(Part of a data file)
----------

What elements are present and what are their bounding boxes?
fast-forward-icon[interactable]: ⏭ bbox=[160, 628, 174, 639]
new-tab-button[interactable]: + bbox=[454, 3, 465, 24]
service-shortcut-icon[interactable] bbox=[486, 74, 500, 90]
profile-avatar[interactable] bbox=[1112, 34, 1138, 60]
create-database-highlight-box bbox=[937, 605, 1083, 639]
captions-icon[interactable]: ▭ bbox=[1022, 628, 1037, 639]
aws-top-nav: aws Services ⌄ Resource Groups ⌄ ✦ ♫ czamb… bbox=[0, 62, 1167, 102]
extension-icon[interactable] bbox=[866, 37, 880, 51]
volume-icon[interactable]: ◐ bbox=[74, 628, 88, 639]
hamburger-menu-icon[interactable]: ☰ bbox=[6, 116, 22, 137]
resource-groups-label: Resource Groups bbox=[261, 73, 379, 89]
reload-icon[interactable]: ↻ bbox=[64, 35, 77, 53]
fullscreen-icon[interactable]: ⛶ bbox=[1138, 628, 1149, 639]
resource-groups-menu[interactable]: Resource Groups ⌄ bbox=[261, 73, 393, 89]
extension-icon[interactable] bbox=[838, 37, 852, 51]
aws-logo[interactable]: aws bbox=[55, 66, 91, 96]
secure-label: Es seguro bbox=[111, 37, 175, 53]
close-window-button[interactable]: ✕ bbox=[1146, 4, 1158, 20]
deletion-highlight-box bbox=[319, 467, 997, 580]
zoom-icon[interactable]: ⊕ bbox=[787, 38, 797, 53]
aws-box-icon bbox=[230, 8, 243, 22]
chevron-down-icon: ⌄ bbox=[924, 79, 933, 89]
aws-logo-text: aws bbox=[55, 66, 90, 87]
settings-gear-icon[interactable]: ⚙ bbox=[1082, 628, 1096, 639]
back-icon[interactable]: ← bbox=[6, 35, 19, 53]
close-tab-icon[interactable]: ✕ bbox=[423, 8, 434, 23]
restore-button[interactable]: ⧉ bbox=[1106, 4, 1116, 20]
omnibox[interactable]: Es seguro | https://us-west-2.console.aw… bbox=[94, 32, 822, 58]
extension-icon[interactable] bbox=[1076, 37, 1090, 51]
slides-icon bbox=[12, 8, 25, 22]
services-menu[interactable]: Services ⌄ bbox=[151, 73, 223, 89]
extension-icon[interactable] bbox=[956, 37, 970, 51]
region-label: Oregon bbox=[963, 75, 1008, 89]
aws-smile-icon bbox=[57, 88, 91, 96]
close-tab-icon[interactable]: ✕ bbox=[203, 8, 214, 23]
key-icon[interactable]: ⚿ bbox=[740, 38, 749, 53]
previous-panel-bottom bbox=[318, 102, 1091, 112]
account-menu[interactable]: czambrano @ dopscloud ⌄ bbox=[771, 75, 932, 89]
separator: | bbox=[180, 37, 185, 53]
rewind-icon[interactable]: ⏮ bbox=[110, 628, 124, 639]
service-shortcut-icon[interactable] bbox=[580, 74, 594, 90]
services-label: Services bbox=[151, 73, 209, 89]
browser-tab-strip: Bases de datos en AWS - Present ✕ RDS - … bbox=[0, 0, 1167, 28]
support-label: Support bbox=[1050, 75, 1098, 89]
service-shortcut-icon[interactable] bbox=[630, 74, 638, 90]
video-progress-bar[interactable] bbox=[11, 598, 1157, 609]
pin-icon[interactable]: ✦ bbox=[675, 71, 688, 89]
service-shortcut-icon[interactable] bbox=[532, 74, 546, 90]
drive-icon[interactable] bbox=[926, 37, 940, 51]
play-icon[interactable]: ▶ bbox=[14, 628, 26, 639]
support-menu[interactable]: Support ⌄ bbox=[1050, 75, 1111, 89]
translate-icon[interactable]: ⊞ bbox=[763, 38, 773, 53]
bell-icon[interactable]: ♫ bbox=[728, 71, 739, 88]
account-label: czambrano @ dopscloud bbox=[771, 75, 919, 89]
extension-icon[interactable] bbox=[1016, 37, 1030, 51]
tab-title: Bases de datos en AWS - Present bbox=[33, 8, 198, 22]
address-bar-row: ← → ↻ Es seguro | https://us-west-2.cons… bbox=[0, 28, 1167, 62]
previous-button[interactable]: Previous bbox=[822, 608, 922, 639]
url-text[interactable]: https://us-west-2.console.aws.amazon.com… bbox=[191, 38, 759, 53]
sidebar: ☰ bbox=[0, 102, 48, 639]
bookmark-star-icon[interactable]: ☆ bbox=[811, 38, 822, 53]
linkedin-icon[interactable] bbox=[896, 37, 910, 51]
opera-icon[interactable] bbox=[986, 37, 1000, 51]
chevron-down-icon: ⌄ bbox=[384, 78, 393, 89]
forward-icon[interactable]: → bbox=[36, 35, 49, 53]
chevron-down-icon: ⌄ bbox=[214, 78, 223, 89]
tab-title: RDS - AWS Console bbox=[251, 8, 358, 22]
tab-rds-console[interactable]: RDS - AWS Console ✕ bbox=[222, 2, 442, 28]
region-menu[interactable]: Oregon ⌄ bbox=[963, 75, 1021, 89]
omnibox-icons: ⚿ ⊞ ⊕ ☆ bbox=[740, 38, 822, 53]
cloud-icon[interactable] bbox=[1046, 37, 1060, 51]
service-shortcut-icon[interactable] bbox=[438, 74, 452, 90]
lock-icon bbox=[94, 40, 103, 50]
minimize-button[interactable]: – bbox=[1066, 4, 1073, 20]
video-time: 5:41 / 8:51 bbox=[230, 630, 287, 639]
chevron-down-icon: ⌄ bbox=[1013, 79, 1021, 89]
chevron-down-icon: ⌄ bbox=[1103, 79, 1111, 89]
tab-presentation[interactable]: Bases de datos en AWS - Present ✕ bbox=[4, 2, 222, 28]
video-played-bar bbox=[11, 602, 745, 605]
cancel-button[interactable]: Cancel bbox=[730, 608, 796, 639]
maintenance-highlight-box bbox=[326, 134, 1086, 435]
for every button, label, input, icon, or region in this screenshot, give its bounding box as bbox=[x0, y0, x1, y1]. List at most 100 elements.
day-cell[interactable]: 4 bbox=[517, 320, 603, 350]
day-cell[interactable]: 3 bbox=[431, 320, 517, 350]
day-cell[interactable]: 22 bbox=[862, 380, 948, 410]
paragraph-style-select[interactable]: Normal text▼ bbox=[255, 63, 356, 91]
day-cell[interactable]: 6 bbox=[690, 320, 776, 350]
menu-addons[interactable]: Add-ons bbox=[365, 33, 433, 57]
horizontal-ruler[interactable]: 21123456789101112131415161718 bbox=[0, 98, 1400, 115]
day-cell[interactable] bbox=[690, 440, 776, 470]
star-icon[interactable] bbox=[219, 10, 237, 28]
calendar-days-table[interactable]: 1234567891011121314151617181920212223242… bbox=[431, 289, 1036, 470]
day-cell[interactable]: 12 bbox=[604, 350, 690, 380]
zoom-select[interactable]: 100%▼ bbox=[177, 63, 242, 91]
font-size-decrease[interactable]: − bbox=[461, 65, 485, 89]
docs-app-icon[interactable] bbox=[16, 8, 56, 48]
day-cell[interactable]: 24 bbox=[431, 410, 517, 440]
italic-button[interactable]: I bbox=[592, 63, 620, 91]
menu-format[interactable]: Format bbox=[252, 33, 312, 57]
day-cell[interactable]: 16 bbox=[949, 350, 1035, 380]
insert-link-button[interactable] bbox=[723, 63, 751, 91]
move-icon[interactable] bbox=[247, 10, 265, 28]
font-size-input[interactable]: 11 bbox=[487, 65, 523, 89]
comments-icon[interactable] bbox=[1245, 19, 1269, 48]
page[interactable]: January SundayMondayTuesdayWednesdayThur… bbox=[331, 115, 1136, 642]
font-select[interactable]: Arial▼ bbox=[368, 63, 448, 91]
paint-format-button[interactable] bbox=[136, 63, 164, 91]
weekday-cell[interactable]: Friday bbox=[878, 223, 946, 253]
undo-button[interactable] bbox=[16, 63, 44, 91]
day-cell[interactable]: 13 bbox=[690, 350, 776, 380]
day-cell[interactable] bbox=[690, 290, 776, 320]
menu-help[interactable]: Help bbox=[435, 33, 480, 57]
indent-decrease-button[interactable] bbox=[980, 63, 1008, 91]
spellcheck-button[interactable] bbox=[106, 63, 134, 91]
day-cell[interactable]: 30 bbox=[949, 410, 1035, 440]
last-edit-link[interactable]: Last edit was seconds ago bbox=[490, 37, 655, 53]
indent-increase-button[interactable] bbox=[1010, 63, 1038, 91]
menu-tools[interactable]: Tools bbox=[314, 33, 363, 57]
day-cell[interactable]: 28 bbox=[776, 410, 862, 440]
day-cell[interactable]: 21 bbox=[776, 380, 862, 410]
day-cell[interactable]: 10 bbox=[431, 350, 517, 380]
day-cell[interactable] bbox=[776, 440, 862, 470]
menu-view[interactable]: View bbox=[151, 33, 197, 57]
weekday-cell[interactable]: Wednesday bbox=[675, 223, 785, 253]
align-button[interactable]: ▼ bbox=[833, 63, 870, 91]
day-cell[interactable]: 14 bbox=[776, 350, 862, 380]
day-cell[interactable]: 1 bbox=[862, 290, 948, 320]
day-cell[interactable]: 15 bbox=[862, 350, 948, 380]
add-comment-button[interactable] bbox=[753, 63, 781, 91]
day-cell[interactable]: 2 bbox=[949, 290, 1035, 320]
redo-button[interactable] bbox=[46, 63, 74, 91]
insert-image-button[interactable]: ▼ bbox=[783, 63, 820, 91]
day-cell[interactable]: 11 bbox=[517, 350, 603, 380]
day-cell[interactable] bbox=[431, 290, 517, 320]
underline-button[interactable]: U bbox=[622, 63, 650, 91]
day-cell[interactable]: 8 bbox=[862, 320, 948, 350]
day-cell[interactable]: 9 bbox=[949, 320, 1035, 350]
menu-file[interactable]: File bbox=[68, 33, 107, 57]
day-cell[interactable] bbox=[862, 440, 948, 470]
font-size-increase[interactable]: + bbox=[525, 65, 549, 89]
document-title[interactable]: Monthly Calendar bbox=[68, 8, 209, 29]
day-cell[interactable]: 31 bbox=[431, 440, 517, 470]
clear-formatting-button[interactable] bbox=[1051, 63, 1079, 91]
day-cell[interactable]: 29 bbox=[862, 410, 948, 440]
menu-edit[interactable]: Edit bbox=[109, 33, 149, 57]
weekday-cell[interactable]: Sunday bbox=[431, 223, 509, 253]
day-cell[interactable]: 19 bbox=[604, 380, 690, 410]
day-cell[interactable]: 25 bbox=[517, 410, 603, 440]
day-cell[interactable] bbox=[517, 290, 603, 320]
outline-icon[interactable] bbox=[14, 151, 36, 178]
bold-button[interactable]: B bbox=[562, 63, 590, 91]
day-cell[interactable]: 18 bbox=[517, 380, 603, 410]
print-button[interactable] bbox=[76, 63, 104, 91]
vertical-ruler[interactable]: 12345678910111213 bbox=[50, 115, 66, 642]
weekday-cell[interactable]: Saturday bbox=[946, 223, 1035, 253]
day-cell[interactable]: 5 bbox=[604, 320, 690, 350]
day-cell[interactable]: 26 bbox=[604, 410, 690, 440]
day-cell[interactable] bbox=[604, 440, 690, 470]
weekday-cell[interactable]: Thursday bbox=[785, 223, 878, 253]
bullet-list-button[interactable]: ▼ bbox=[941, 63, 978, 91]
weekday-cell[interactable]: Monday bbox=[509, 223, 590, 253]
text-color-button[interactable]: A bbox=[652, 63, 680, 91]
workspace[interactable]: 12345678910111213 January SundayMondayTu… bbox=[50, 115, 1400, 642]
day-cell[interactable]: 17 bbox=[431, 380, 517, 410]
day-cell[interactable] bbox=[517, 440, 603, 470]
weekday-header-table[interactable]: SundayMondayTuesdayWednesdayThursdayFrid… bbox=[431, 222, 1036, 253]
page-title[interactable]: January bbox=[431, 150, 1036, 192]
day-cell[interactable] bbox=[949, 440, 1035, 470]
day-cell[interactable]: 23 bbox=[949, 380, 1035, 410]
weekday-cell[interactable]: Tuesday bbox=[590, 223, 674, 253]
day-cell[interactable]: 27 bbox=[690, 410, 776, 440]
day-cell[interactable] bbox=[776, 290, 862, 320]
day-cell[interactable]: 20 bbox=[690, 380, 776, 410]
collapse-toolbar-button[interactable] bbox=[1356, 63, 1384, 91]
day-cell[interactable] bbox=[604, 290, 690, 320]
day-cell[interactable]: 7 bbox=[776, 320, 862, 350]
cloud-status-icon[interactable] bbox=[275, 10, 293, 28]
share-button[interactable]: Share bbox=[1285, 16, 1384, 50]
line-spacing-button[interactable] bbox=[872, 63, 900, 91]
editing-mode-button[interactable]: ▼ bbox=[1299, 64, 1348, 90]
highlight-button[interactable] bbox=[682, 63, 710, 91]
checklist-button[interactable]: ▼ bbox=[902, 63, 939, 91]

----------

■ What is needed
In everything from the start of the rows down to the line containing "aws-top-nav: aws Services", switch "profile-avatar" to "account-avatar" and leave the rest unchanged.

■ Result below
What elements are present and what are their bounding boxes?
fast-forward-icon[interactable]: ⏭ bbox=[160, 628, 174, 639]
new-tab-button[interactable]: + bbox=[454, 3, 465, 24]
service-shortcut-icon[interactable] bbox=[486, 74, 500, 90]
account-avatar[interactable] bbox=[1112, 34, 1138, 60]
create-database-highlight-box bbox=[937, 605, 1083, 639]
captions-icon[interactable]: ▭ bbox=[1022, 628, 1037, 639]
aws-top-nav: aws Services ⌄ Resource Groups ⌄ ✦ ♫ czamb… bbox=[0, 62, 1167, 102]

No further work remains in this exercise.